RECORDS TO USE start

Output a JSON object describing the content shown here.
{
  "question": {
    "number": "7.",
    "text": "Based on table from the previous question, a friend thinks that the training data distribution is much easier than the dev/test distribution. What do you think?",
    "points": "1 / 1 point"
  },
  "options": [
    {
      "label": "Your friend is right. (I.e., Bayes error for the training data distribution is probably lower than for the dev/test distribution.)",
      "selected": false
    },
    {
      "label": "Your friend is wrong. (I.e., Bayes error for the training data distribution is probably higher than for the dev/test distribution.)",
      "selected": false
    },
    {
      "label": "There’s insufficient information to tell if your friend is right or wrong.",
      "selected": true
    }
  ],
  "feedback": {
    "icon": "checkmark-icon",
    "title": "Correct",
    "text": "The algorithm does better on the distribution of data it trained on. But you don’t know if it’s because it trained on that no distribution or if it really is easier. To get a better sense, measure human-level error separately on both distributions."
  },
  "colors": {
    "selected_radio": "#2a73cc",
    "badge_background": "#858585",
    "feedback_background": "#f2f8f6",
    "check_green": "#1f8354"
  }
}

RECORDS TO USE end

Copy out all lines where the word "test" appears.

    "text": "Based on table from the previous question, a friend thinks that the training data distribution is much easier than the dev/test distribution. What do you think?",
      "label": "Your friend is right. (I.e., Bayes error for the training data distribution is probably lower than for the dev/test distribution.)",
      "label": "Your friend is wrong. (I.e., Bayes error for the training data distribution is probably higher than for the dev/test distribution.)",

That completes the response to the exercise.